The exercise »
Write out every single entry exactly.

>> begin

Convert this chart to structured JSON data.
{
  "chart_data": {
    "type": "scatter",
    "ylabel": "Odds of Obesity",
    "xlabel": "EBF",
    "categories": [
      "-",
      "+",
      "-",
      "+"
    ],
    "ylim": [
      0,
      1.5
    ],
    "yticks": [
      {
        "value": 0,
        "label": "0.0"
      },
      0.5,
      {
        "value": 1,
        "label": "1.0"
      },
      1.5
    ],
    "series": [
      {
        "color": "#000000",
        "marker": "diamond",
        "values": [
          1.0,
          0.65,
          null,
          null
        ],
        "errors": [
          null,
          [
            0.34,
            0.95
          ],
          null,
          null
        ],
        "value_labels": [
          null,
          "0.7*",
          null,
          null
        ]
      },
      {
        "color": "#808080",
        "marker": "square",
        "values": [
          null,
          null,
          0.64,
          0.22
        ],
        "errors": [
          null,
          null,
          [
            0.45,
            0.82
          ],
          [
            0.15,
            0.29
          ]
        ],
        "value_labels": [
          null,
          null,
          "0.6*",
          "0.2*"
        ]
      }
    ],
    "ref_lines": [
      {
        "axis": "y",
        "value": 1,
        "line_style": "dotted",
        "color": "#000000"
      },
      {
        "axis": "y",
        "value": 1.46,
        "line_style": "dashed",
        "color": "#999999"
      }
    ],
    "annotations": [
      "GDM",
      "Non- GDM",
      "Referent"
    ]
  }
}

>> end

Solution for this task »
Convert this chart to structured JSON data.
{
  "chart_data": {
    "type": "scatter",
    "ylabel": "Odds of Obesity",
    "xlabel": "EBF",
    "categories": [
      "-",
      "+",
      "-",
      "+"
    ],
    "ylim": [
      0,
      1.5
    ],
    "yticks": [
      {
        "value": 0,
        "label": "0.0"
      },
      0.5,
      {
        "value": 1,
        "label": "1.0"
      },
      1.5
    ],
    "series": [
      {
        "color": "#000000",
        "marker": "diamond",
        "values": [
          1.0,
          0.65,
          null,
          null
        ],
        "errors": [
          null,
          [
            0.34,
            0.95
          ],
          null,
          null
        ],
        "value_labels": [
          null,
          "0.7*",
          null,
          null
        ]
      },
      {
        "color": "#808080",
        "marker": "square",
        "values": [
          null,
          null,
          0.64,
          0.22
        ],
        "errors": [
          null,
          null,
          [
            0.45,
            0.82
          ],
          [
            0.15,
            0.29
          ]
        ],
        "value_labels": [
          null,
          null,
          "0.6*",
          "0.2*"
        ]
      }
    ],
    "ref_lines": [
      {
        "axis": "y",
        "value": 1,
        "line_style": "dotted",
        "color": "#000000"
      },
      {
        "axis": "y",
        "value": 1.46,
        "line_style": "dashed",
        "color": "#999999"
      }
    ],
    "annotations": [
      "GDM",
      "Non- GDM",
      "Referent"
    ]
  }
}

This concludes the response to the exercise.